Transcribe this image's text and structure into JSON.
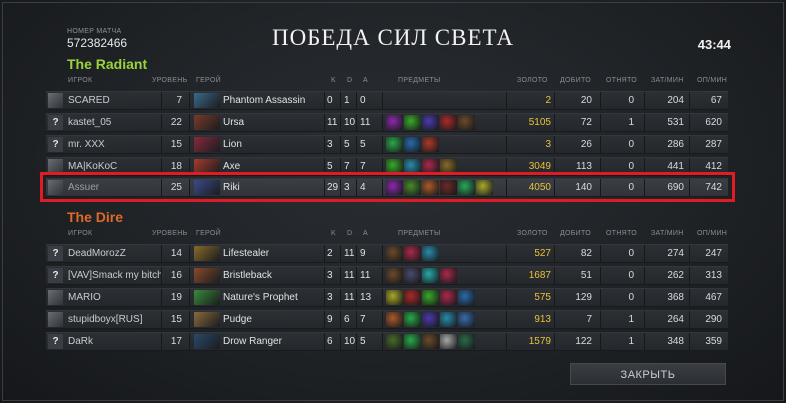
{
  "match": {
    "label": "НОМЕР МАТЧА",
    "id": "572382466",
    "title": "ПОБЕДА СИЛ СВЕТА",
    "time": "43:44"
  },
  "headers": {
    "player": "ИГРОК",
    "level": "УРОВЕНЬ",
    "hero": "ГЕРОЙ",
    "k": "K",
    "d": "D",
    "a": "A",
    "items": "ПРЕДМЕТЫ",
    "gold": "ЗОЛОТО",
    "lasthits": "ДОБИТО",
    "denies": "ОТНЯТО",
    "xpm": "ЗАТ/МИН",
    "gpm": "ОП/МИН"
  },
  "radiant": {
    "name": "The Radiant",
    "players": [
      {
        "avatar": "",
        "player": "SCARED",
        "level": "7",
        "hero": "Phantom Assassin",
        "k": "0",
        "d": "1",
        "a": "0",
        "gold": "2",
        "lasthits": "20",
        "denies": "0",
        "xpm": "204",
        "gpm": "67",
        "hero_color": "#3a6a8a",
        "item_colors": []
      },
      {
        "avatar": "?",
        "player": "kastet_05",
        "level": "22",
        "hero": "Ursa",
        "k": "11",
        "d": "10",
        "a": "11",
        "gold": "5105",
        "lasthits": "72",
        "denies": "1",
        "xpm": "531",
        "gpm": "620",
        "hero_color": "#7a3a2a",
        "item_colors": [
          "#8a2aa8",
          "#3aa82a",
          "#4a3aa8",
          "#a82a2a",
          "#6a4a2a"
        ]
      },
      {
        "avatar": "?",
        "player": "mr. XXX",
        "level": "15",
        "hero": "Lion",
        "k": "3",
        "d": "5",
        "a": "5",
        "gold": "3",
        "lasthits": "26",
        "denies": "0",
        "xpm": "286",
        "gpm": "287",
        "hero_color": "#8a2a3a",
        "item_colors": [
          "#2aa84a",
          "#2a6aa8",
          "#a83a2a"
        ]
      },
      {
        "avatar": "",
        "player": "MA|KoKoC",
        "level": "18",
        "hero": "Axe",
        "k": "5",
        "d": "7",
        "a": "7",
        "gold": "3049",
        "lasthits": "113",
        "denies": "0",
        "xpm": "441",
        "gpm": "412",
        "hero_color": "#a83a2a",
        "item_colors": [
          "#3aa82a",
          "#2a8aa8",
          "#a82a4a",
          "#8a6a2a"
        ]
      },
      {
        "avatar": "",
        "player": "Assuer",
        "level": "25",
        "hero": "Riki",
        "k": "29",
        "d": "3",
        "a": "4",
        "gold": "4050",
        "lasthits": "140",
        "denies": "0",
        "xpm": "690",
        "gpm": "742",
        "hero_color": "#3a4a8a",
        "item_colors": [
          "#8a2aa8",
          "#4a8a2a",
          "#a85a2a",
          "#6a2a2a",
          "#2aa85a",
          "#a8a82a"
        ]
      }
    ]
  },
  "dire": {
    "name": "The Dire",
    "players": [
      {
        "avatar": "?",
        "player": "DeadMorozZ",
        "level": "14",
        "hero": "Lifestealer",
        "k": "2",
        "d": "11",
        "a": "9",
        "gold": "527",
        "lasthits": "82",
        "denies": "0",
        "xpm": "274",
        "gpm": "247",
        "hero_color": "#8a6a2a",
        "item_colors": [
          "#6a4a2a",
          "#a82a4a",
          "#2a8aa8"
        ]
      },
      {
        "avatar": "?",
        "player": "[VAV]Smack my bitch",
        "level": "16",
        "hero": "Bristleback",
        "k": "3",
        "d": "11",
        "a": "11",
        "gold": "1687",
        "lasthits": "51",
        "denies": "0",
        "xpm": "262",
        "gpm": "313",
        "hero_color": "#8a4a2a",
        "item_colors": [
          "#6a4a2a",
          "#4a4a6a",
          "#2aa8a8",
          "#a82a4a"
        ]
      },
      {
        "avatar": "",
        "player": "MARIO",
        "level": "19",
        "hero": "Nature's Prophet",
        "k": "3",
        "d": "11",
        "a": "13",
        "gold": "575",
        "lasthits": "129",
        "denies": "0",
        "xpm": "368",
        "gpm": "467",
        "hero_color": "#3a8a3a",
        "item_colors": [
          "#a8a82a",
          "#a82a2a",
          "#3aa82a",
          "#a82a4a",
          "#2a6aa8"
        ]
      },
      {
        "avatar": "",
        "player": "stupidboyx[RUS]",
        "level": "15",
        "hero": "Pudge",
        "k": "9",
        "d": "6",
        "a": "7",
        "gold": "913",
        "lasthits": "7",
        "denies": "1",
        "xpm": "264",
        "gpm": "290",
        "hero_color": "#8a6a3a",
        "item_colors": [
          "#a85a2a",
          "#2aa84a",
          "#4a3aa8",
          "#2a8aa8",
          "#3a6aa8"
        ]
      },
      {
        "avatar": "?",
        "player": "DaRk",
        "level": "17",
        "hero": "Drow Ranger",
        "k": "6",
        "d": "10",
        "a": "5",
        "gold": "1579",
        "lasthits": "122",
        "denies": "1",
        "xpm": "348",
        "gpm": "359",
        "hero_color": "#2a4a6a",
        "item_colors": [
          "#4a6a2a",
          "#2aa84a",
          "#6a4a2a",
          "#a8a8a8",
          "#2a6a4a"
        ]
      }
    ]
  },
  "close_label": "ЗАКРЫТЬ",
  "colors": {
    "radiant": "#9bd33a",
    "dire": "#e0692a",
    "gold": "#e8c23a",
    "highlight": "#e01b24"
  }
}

══════════════════════════════

▶ _PROBLEM DESCRIPTION_:
Give every record back exactly as it reads, with no images.

▶ _WORKED ANSWER_:
Transcribe this image's text and structure into JSON.
{
  "match": {
    "label": "НОМЕР МАТЧА",
    "id": "572382466",
    "title": "ПОБЕДА СИЛ СВЕТА",
    "time": "43:44"
  },
  "headers": {
    "player": "ИГРОК",
    "level": "УРОВЕНЬ",
    "hero": "ГЕРОЙ",
    "k": "K",
    "d": "D",
    "a": "A",
    "items": "ПРЕДМЕТЫ",
    "gold": "ЗОЛОТО",
    "lasthits": "ДОБИТО",
    "denies": "ОТНЯТО",
    "xpm": "ЗАТ/МИН",
    "gpm": "ОП/МИН"
  },
  "radiant": {
    "name": "The Radiant",
    "players": [
      {
        "avatar": "",
        "player": "SCARED",
        "level": "7",
        "hero": "Phantom Assassin",
        "k": "0",
        "d": "1",
        "a": "0",
        "gold": "2",
        "lasthits": "20",
        "denies": "0",
        "xpm": "204",
        "gpm": "67",
        "hero_color": "#3a6a8a",
        "item_colors": []
      },
      {
        "avatar": "?",
        "player": "kastet_05",
        "level": "22",
        "hero": "Ursa",
        "k": "11",
        "d": "10",
        "a": "11",
        "gold": "5105",
        "lasthits": "72",
        "denies": "1",
        "xpm": "531",
        "gpm": "620",
        "hero_color": "#7a3a2a",
        "item_colors": [
          "#8a2aa8",
          "#3aa82a",
          "#4a3aa8",
          "#a82a2a",
          "#6a4a2a"
        ]
      },
      {
        "avatar": "?",
        "player": "mr. XXX",
        "level": "15",
        "hero": "Lion",
        "k": "3",
        "d": "5",
        "a": "5",
        "gold": "3",
        "lasthits": "26",
        "denies": "0",
        "xpm": "286",
        "gpm": "287",
        "hero_color": "#8a2a3a",
        "item_colors": [
          "#2aa84a",
          "#2a6aa8",
          "#a83a2a"
        ]
      },
      {
        "avatar": "",
        "player": "MA|KoKoC",
        "level": "18",
        "hero": "Axe",
        "k": "5",
        "d": "7",
        "a": "7",
        "gold": "3049",
        "lasthits": "113",
        "denies": "0",
        "xpm": "441",
        "gpm": "412",
        "hero_color": "#a83a2a",
        "item_colors": [
          "#3aa82a",
          "#2a8aa8",
          "#a82a4a",
          "#8a6a2a"
        ]
      },
      {
        "avatar": "",
        "player": "Assuer",
        "level": "25",
        "hero": "Riki",
        "k": "29",
        "d": "3",
        "a": "4",
        "gold": "4050",
        "lasthits": "140",
        "denies": "0",
        "xpm": "690",
        "gpm": "742",
        "hero_color": "#3a4a8a",
        "item_colors": [
          "#8a2aa8",
          "#4a8a2a",
          "#a85a2a",
          "#6a2a2a",
          "#2aa85a",
          "#a8a82a"
        ]
      }
    ]
  },
  "dire": {
    "name": "The Dire",
    "players": [
      {
        "avatar": "?",
        "player": "DeadMorozZ",
        "level": "14",
        "hero": "Lifestealer",
        "k": "2",
        "d": "11",
        "a": "9",
        "gold": "527",
        "lasthits": "82",
        "denies": "0",
        "xpm": "274",
        "gpm": "247",
        "hero_color": "#8a6a2a",
        "item_colors": [
          "#6a4a2a",
          "#a82a4a",
          "#2a8aa8"
        ]
      },
      {
        "avatar": "?",
        "player": "[VAV]Smack my bitch",
        "level": "16",
        "hero": "Bristleback",
        "k": "3",
        "d": "11",
        "a": "11",
        "gold": "1687",
        "lasthits": "51",
        "denies": "0",
        "xpm": "262",
        "gpm": "313",
        "hero_color": "#8a4a2a",
        "item_colors": [
          "#6a4a2a",
          "#4a4a6a",
          "#2aa8a8",
          "#a82a4a"
        ]
      },
      {
        "avatar": "",
        "player": "MARIO",
        "level": "19",
        "hero": "Nature's Prophet",
        "k": "3",
        "d": "11",
        "a": "13",
        "gold": "575",
        "lasthits": "129",
        "denies": "0",
        "xpm": "368",
        "gpm": "467",
        "hero_color": "#3a8a3a",
        "item_colors": [
          "#a8a82a",
          "#a82a2a",
          "#3aa82a",
          "#a82a4a",
          "#2a6aa8"
        ]
      },
      {
        "avatar": "",
        "player": "stupidboyx[RUS]",
        "level": "15",
        "hero": "Pudge",
        "k": "9",
        "d": "6",
        "a": "7",
        "gold": "913",
        "lasthits": "7",
        "denies": "1",
        "xpm": "264",
        "gpm": "290",
        "hero_color": "#8a6a3a",
        "item_colors": [
          "#a85a2a",
          "#2aa84a",
          "#4a3aa8",
          "#2a8aa8",
          "#3a6aa8"
        ]
      },
      {
        "avatar": "?",
        "player": "DaRk",
        "level": "17",
        "hero": "Drow Ranger",
        "k": "6",
        "d": "10",
        "a": "5",
        "gold": "1579",
        "lasthits": "122",
        "denies": "1",
        "xpm": "348",
        "gpm": "359",
        "hero_color": "#2a4a6a",
        "item_colors": [
          "#4a6a2a",
          "#2aa84a",
          "#6a4a2a",
          "#a8a8a8",
          "#2a6a4a"
        ]
      }
    ]
  },
  "close_label": "ЗАКРЫТЬ",
  "colors": {
    "radiant": "#9bd33a",
    "dire": "#e0692a",
    "gold": "#e8c23a",
    "highlight": "#e01b24"
  }
}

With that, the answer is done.